YOUR TASKS –
#1 How would the sentence "Education cannot teach everything about development." from the book announcement on university education read in Spanish?
#2 What comes next in the book announcement on university education and development? Continue it from its last sentence.

TEXT SEGMENT –
###

Tuesday, October 18, 2016

The Failure of University Education for Development & What To Teach Instead





About the Book
Title: The Failure of University Education for Development & What To Teach Instead
Author: Samuel A. Odunsi, Sr.
Genre: Nonfiction, education, economics
Finally, a New Big Idea that Solves Our Toughest Problems.
New book by Samuel A. Odunsi, Sr. defines the problem of tacit cultural knowledge in education and how to solve it.
University education may benefit the individual, but it has not led to overall economic development.  For many developing countries, the hope behind university education far exceeds the results. The ideas and solution presented in this book provides a way to equalize the results of university education with the hope and unrealized expectations behind it.
        Education cannot teach everything about development. The most crucial aspects of development are tacit in nature and cannot be directly expressed or taught. Instead, they are acquired passively in culture.
        Liberal Education has struggled with this problem. While its lofty goals are well defined, they cannot be met without the tacit knowledge for development, which it can barely define, much less teach.
        The concept of “Cultural Diversity” recognizes that there are differences between cultures, including tacit cultural knowledge.
        The tacit knowledge needed for development is not specific knowledge. Instead it is the connection of the elements of the western economic model, that may be learned in school, to the language capacity that all human beings already possess and use for creatively expressing the spoken language.
        This is why expatriates from the West and the developed countries of Asia often perform successfully as managers and entrepreneurs in the developing countries, despite the constraints of underdevelopment. To them, the elements of the economic model are merely vocabulary to be expressed as management, administration, or entrepreneurship, using the language capacity.
        The purpose of university education should be to connect technical knowledge about economic development with the language capacity that students already possess. In the same way that the human language capacity can be repurposed for the use of a second language. Graduates can then express the economic model with the versatility and creativity they already use for expressing the spoken language.
        The means for achieving this purpose is now available and presented in the book and on this site: www.HumanRethink.net.
        Help bring real change to our world. Make it happen now. Contact mail@HumanRethink.net



Author Bio
Born in Nigeria, Samuel A. Odunsi, Sr. left for college in Texas in 1982 and has lived in Austin ever since.
A new big idea about how education actually works and how to bring real development to the rest of the world has finally been developed. 
I stumbled on this discovery decades ago, after years of working as a freelance research assistant in the Austin, Texas area. I realized that this is what marked the difference between education that could make the university graduate an effective manager, no matter the area of specialization, and education that merely promised to do so. It was the difference between the disorder of the world in which we live, and one where every country can be as developed as the western nations.
But I was not an academic, and I’m still not one. This meant I couldn’t pursue the new ideas full time. Nevertheless, I spent much of my free time researching and substantiating these ideas. However, the demands of making a living in a business that is unrelated, and the demands of family made it a never ending project.

###

EXERCISE DATA –
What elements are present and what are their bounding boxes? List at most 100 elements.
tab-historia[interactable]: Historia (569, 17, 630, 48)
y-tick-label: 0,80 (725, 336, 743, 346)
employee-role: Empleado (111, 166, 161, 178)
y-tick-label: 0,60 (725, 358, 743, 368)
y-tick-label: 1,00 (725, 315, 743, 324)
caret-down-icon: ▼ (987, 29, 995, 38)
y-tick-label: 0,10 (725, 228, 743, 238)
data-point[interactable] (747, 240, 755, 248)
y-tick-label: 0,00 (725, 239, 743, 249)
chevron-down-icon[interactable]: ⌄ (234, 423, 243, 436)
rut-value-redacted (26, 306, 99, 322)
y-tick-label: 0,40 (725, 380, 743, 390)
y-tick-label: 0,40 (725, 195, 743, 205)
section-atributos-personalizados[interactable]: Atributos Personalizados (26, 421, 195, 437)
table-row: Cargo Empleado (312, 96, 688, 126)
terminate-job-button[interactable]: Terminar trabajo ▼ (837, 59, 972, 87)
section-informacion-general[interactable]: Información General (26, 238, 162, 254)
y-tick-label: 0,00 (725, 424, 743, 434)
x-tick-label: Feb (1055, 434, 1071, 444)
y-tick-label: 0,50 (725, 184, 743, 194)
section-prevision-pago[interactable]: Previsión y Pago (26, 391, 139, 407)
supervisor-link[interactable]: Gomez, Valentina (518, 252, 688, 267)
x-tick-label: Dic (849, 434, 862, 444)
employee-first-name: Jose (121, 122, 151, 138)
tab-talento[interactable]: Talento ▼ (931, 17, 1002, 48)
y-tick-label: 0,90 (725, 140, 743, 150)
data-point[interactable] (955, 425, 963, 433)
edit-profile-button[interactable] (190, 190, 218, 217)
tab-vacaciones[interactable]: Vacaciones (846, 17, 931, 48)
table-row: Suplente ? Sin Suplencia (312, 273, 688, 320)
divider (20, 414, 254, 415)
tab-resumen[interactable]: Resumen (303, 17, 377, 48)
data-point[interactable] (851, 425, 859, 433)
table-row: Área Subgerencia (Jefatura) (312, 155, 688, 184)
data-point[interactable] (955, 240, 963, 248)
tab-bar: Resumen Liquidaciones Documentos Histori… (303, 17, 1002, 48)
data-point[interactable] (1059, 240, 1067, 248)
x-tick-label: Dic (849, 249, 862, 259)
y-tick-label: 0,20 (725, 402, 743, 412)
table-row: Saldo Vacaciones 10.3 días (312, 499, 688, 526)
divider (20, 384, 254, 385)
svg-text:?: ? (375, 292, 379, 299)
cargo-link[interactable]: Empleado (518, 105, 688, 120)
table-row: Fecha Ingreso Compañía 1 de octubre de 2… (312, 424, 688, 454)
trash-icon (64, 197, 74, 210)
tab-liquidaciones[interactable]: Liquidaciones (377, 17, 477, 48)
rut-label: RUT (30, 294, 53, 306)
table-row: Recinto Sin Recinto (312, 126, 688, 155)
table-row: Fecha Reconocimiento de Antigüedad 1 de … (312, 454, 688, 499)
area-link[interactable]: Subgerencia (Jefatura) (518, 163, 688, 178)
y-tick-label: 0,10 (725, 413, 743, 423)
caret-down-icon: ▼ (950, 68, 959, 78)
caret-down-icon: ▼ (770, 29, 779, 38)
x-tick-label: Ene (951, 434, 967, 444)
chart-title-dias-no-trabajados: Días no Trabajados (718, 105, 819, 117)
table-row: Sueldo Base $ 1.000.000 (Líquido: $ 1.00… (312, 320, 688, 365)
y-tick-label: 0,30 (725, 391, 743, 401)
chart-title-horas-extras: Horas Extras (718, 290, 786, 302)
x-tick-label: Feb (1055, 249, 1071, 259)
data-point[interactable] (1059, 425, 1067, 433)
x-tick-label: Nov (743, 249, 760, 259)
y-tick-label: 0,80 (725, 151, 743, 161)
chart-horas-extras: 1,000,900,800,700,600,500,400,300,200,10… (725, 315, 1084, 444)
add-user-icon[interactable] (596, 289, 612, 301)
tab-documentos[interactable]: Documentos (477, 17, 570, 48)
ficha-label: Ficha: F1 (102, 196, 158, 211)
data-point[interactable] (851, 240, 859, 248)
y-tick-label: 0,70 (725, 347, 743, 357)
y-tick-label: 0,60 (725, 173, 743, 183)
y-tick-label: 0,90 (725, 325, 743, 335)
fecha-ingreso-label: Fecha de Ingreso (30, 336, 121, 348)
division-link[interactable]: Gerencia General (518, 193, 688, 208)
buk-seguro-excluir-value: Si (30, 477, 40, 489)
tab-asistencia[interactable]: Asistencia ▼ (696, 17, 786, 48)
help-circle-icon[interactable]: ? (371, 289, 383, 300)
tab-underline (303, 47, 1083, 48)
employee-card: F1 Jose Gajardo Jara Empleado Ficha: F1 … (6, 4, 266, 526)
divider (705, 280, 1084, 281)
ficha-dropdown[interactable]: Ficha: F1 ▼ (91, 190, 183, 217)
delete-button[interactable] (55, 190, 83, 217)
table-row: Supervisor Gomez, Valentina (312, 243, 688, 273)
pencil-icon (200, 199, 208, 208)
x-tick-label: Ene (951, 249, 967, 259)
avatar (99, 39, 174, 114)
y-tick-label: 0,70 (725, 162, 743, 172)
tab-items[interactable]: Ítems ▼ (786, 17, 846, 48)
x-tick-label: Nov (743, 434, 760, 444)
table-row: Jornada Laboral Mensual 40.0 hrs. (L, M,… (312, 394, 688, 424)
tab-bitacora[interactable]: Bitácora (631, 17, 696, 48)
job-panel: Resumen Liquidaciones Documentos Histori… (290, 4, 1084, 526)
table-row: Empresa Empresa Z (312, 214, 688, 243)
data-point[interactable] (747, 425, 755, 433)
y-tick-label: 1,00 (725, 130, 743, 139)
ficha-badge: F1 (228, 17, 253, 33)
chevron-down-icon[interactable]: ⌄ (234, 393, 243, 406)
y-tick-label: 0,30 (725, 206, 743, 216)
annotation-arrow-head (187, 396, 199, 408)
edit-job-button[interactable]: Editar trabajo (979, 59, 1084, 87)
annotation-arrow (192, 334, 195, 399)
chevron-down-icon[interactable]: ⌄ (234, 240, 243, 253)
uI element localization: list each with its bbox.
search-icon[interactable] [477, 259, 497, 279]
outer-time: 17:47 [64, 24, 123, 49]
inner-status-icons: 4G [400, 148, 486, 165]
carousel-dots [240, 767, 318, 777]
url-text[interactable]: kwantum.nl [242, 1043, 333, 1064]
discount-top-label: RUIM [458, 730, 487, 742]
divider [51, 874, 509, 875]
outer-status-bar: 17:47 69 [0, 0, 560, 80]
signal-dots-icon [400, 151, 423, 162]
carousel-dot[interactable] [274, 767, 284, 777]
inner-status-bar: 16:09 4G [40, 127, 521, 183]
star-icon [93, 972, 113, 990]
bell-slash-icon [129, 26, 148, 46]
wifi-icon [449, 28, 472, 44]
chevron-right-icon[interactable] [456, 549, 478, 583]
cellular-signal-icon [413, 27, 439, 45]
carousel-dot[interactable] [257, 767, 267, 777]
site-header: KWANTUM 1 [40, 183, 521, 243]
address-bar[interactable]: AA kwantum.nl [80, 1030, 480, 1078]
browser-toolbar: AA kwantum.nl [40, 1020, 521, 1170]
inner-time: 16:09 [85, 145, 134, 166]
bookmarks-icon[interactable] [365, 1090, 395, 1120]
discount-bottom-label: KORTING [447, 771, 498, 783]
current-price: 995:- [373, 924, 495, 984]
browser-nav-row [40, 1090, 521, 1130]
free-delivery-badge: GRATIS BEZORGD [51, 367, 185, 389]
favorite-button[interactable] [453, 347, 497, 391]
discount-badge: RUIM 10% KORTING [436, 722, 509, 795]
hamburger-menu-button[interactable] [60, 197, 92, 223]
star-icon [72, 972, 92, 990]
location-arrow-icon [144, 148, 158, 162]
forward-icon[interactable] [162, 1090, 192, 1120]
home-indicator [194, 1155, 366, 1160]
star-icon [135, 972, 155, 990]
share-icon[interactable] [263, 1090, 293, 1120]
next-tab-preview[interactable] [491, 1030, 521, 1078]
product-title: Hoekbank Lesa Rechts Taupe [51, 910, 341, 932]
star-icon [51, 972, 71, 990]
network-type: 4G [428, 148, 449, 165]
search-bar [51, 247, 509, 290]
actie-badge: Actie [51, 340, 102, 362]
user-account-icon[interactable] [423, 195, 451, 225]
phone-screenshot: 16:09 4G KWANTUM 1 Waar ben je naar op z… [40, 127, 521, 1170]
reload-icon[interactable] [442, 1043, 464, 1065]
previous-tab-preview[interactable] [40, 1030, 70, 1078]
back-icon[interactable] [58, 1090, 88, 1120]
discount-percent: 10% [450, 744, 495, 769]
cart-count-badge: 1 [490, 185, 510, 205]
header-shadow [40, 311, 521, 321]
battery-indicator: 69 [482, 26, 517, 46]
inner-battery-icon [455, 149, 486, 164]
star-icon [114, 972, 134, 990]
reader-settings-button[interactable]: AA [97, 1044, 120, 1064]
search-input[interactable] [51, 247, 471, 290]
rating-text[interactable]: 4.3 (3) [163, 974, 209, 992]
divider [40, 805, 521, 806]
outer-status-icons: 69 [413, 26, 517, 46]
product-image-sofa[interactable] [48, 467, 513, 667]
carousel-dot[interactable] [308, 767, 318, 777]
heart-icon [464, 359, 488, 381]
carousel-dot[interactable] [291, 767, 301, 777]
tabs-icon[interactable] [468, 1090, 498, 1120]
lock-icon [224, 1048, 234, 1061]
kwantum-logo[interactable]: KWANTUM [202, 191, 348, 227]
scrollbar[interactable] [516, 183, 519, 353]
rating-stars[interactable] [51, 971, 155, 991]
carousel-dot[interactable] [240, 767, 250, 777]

###

ANSWERS GIVEN –
#1 La educación no puede enseñar todo sobre el desarrollo.

#2
Meanwhile, 9-11 happened, then the Arab Spring, then ISIS.  In all these events, I believe my ideas had an important role to play. I believe they provide the essential but missing narrative in these events as well as in many others. The new ideas provide the answer to a lot of questions.
In 2015, after the loss of my father and younger sister, I realized I may never have the time to present the ideas in the 5 volumes I had always planned.  At the same time, I also realized that the solution was more important than the presentation or its length. I then proceeded to write down my key ideas in 1 short volume, using language that is accessible to the casual reader. I now have a book ready!
I’m in the process of presenting the contents of the book on Humanrethin.net, broadcasting them as much as I can, taking on all challengers, and raising funds to begin implementation anywhere on the planet.
But first, I need to get the ideas out there.  I’m hoping this book tour will help.

Links


Book Excerpts


SYMPTOMS
“The symptoms of the failure of university education include corruption, poor governance, instability, poor infrastructure, terrorism, poverty and all the other problems that we see in underdeveloped countries. As long as university education remains ineffective, the symptoms are incurable. Nevertheless, expatriates have always operated and maintained successful businesses and other organizations of various sizes in these countries. The symptoms do not affect their performance. The symptoms “affect” only the indigenes of the country. The performance of expatriates shows that there is no “gradual” in real development. If the thousands of existing university graduates have been as effective as the expatriates who make things work in their countries, underdevelopment will not exist today, the symptoms will be gone.”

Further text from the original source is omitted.